6.11 Furthermore, the extension is confined to the rear views of the property and therefore has no impact upon the streetscene in accordance with Hackney’s SPD. The roof addition is therefore also complies (sic) with the SPD guidance in the respect (sic).
6.12 The scheme has been sensitively designed with respect neighbouring amenity (sic) and seeks to provide a positive relationship with its surroundings through its layout and the modest rear extensions.”
The appeal statement then addressed the impact on amenity of what it described as “the scheme”, which included the second floor extension:-
“6.18 Avoiding any undesirable impact upon neighbouring amenity has been a priority for appellant from the outset. The scheme has been designed to work within a modest envelope, ensuring there is no additional impact on neighbours. The appeal scheme is therefore considered to be appropriate in respect to impact on surrounding amenity.”
The Inspector dealt with the appeal by means of written representations. She also made a site visit to the property.
On 13 October 2017, the Planning Inspectorate wrote to the Claimant to note that no local planning authority statement had been received for the appeal. In the absence of such a statement, the Planning Inspectorate required the Claimant to submit a list of suggested conditions as soon as possible, albeit that these would be provided “entirely without prejudice to the outcome/decision”. The letter said that in the absence of a statement, it would be assumed that the Claimant was relying on the officer’s delegated report and enclosures submitted with the questionnaire.
16 October 2017, Mr Bovaird replied by email to say that the Officer’s report was the Claimant’s statement of case:- “the matter is dealt with quite simply there and no new evidence has been brought to light in our subsequent conversations with the applicant to make us question our findings”. No specific conditions were requested outside the standard ones of (1) development in accordance with submitted plans; and (2) materials to match.
On 16 November 2017, the Planning Inspectorate sent an email to the Claimant, as follows:-
“The Inspector visited the site and notes that the Council’s reason for refusal appears to relate to the second floor extension above an existing outrigger which, from the planning history identified, was granted permission in 2016 and which the Council has since raised concerns relating to its construction.
It is not apparent within the evidence before the Inspector that this extension is part of the development which the Appellant has appealed against (planning ref. 2016/4574). Please can you provide clarification of your reason for refusal, relating this to the development applied for under Planning Ref. 2016/4574”.
On 24 November 2017, Mr Bovaird replied as follows:-
“The extension above the existing outrigger was not granted permission. We granted a Lawful Development Certificate to the submitted plans but that does not give an applicant permission to build something else, or something that is not permitted development.
You will be aware that the proposed development relates to the use of the property. That includes the second floor roof extension (and the rear extension). As per the reason for refusal:
The second-floor roof extension above the existing outrigger has not been built in accordance with the plans approved under 2016/0207 and is not considered to be permitted development under the provisions of the Town and Country Planning (General Permitted Development) (England) Order 2015 (as amended). As such the works undertaken to date appear to be unauthorised. The Council, as Local Planning Authority, is unable to consider an application for development where there are unauthorised works and the proposal is reliant on the unauthorised development.”
The Inspector’s reasons for granting planning permission
I have already set out the relevant parts of the Inspector’s decision to grant planning permission. Having set out the history of the matter leading up to that decision, I need now to refer to the Inspector’s process of reasoning. This was as follows:-
“Procedural matters
3. The description of development in the header above is taken from the planning application form. The change of use includes the excavation of the basement and new front and rear lightwells, a single storey side infill extension, a mansard roof extension and elevational alterations including extensions to chimney stacks, a rooflight and rear bifold doors at ground floor level. It is on this basis that I have decided the appeal.

- _WHAT YOU HAVE TO DO_
Render this sentence from the planning appeal passage in Spanish: "The Inspector dealt with the appeal by means of written representations."

- _DATASET ENTRIES_
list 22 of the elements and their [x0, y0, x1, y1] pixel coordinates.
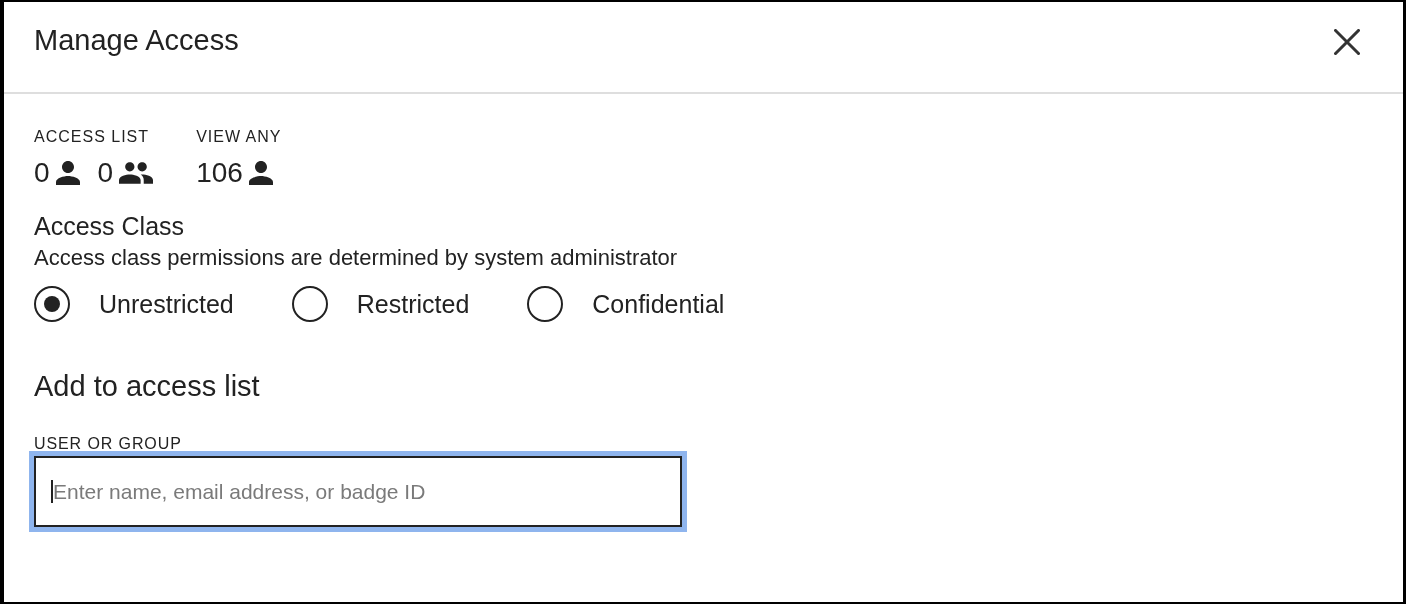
- close-icon: [1334, 29, 1360, 55]
- radio-button[interactable]: [291, 286, 328, 322]
- dialog-title: Manage Access: [34, 24, 239, 56]
- field-label: USER OR GROUP: [34, 437, 183, 451]
- count-value: 0: [97, 157, 114, 189]
- radio-button[interactable]: [527, 286, 564, 322]
- radio-button[interactable]: [34, 286, 70, 322]
- radio-label[interactable]: Confidential: [592, 289, 725, 319]
- stat-label: VIEW ANY: [196, 127, 282, 147]
- section-title: Access Class: [34, 211, 186, 241]
- input-field[interactable]: Enter name, email address, or badge ID: [34, 456, 682, 527]
- radio-label[interactable]: Unrestricted: [99, 289, 234, 319]
- person-icon: [248, 161, 273, 185]
- count-value: 106: [196, 157, 243, 189]
- section-title: Add to access list: [34, 369, 261, 403]
- text-cursor: [51, 480, 53, 503]
- person-icon: [55, 161, 80, 185]
- stat-label: ACCESS LIST: [34, 127, 151, 147]
- people-icon: [119, 162, 154, 184]
- count-value: 0: [34, 157, 50, 189]
- description-text: Access class permissions are determined by system administrator: [34, 245, 679, 271]
- radio-label[interactable]: Restricted: [356, 289, 470, 319]
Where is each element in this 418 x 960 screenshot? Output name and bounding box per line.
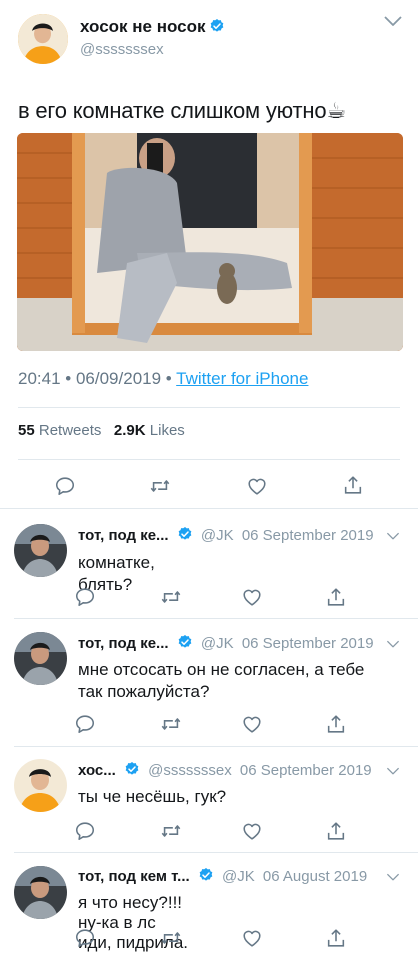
reply-text-line: комнатке,: [78, 553, 155, 572]
retweet-icon[interactable]: [149, 475, 171, 497]
reply-text-line: мне отсосать он не согласен, а тебе: [78, 660, 365, 679]
reply-avatar[interactable]: [14, 759, 67, 812]
share-icon[interactable]: [342, 474, 364, 496]
meta-separator: •: [65, 369, 72, 388]
reply-display-name[interactable]: тот, под кем т...: [78, 868, 190, 885]
reply-header: тот, под кем т... @JK 06 August 2019: [78, 867, 367, 885]
reply-header: тот, под ке... @JK 06 September 2019: [78, 526, 374, 544]
share-icon[interactable]: [325, 927, 347, 949]
verified-badge-icon: [209, 18, 225, 34]
reply-display-name[interactable]: тот, под ке...: [78, 635, 169, 652]
reply-date: 06 August 2019: [262, 868, 368, 885]
reply-icon[interactable]: [74, 820, 96, 842]
retweet-icon[interactable]: [160, 713, 182, 735]
reply-header: тот, под ке... @JK 06 September 2019: [78, 634, 374, 652]
like-icon[interactable]: [241, 586, 263, 608]
divider: [18, 407, 400, 408]
reply-tweet[interactable]: тот, под ке... @JK 06 September 2019 ком…: [0, 509, 418, 615]
main-tweet: хосок не носок @sssssssex в его комнатке…: [0, 0, 418, 505]
like-icon[interactable]: [241, 927, 263, 949]
author-display-name[interactable]: хосок не носок: [80, 17, 225, 37]
chevron-down-icon[interactable]: [386, 766, 400, 776]
reply-text-line: так пожалуйста?: [78, 682, 210, 701]
like-icon[interactable]: [241, 713, 263, 735]
reply-tweet[interactable]: тот, под ке... @JK 06 September 2019 мне…: [0, 619, 418, 745]
tweet-text: в его комнатке слишком уютно☕: [18, 98, 346, 123]
reply-date: 06 September 2019: [239, 762, 372, 779]
verified-badge-icon: [198, 867, 214, 883]
likes-label: Likes: [149, 422, 185, 439]
author-handle[interactable]: @sssssssex: [80, 41, 164, 58]
verified-badge-icon: [177, 634, 193, 650]
reply-avatar[interactable]: [14, 632, 67, 685]
divider: [18, 459, 400, 460]
share-icon[interactable]: [325, 586, 347, 608]
likes-count: 2.9K: [113, 422, 146, 439]
meta-separator-2: •: [165, 369, 172, 388]
reply-handle[interactable]: @sssssssex: [148, 762, 232, 779]
like-icon[interactable]: [241, 820, 263, 842]
reply-text: мне отсосать он не согласен, а тебе так …: [78, 659, 364, 703]
reply-icon[interactable]: [74, 713, 96, 735]
share-icon[interactable]: [325, 713, 347, 735]
reply-display-name[interactable]: тот, под ке...: [78, 527, 169, 544]
reply-text-line: ты че несёшь, гук?: [78, 787, 227, 806]
reply-header: хос... @sssssssex 06 September 2019: [78, 761, 372, 779]
author-name-text: хосок не носок: [80, 17, 206, 36]
tweet-photo[interactable]: [17, 133, 403, 351]
likes-stat[interactable]: 2.9K Likes: [114, 422, 185, 439]
reply-icon[interactable]: [54, 475, 76, 497]
tweet-stats: 55 Retweets 2.9K Likes: [18, 422, 185, 439]
reply-date: 06 September 2019: [241, 635, 374, 652]
tweet-source-link[interactable]: Twitter for iPhone: [176, 369, 308, 388]
reply-date: 06 September 2019: [241, 527, 374, 544]
retweets-count: 55: [18, 422, 35, 439]
reply-avatar[interactable]: [14, 866, 67, 919]
author-avatar[interactable]: [18, 14, 68, 64]
retweet-icon[interactable]: [160, 586, 182, 608]
reply-icon[interactable]: [74, 927, 96, 949]
reply-handle[interactable]: @JK: [222, 868, 255, 885]
reply-handle[interactable]: @JK: [201, 527, 234, 544]
reply-text: ты че несёшь, гук?: [78, 786, 226, 808]
reply-avatar[interactable]: [14, 524, 67, 577]
chevron-down-icon[interactable]: [386, 872, 400, 882]
retweet-icon[interactable]: [160, 820, 182, 842]
chevron-down-icon[interactable]: [383, 14, 403, 28]
reply-icon[interactable]: [74, 586, 96, 608]
chevron-down-icon[interactable]: [386, 531, 400, 541]
reply-handle[interactable]: @JK: [201, 635, 234, 652]
retweets-stat[interactable]: 55 Retweets: [18, 422, 101, 439]
verified-badge-icon: [124, 761, 140, 777]
tweet-meta: 20:41 • 06/09/2019 • Twitter for iPhone: [18, 369, 308, 389]
retweet-icon[interactable]: [160, 927, 182, 949]
share-icon[interactable]: [325, 820, 347, 842]
reply-tweet[interactable]: хос... @sssssssex 06 September 2019 ты ч…: [0, 747, 418, 851]
verified-badge-icon: [177, 526, 193, 542]
reply-tweet[interactable]: тот, под кем т... @JK 06 August 2019 я ч…: [0, 853, 418, 960]
chevron-down-icon[interactable]: [386, 639, 400, 649]
retweets-label: Retweets: [38, 422, 102, 439]
reply-display-name[interactable]: хос...: [78, 762, 116, 779]
reply-text-line: я что несу?!!!: [78, 893, 183, 912]
tweet-date: 06/09/2019: [75, 369, 162, 388]
like-icon[interactable]: [246, 475, 268, 497]
tweet-time: 20:41: [18, 369, 61, 388]
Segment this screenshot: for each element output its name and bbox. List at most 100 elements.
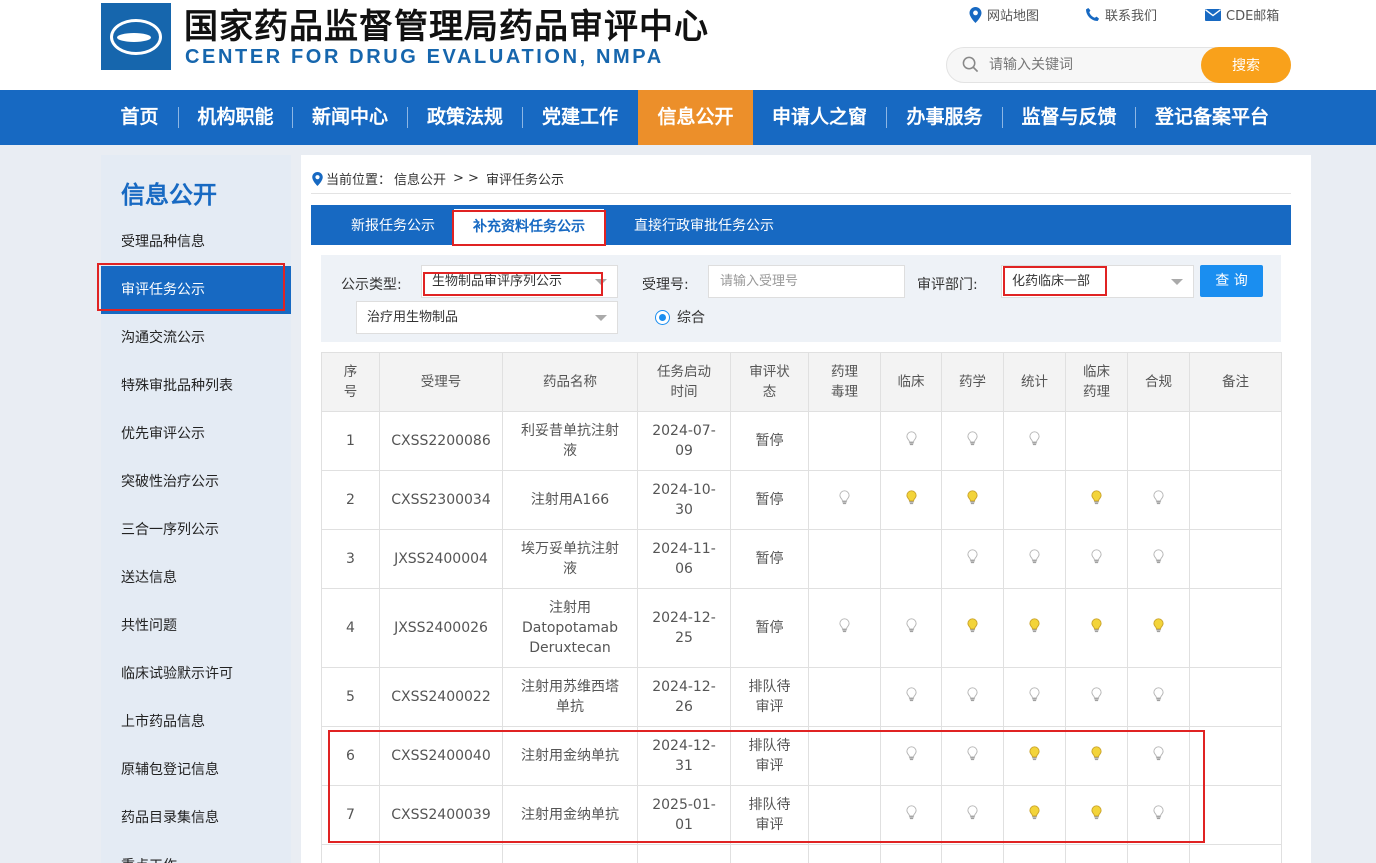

- _WRITTEN ANSWER_
La inspectora tramitó el recurso mediante alegaciones por escrito.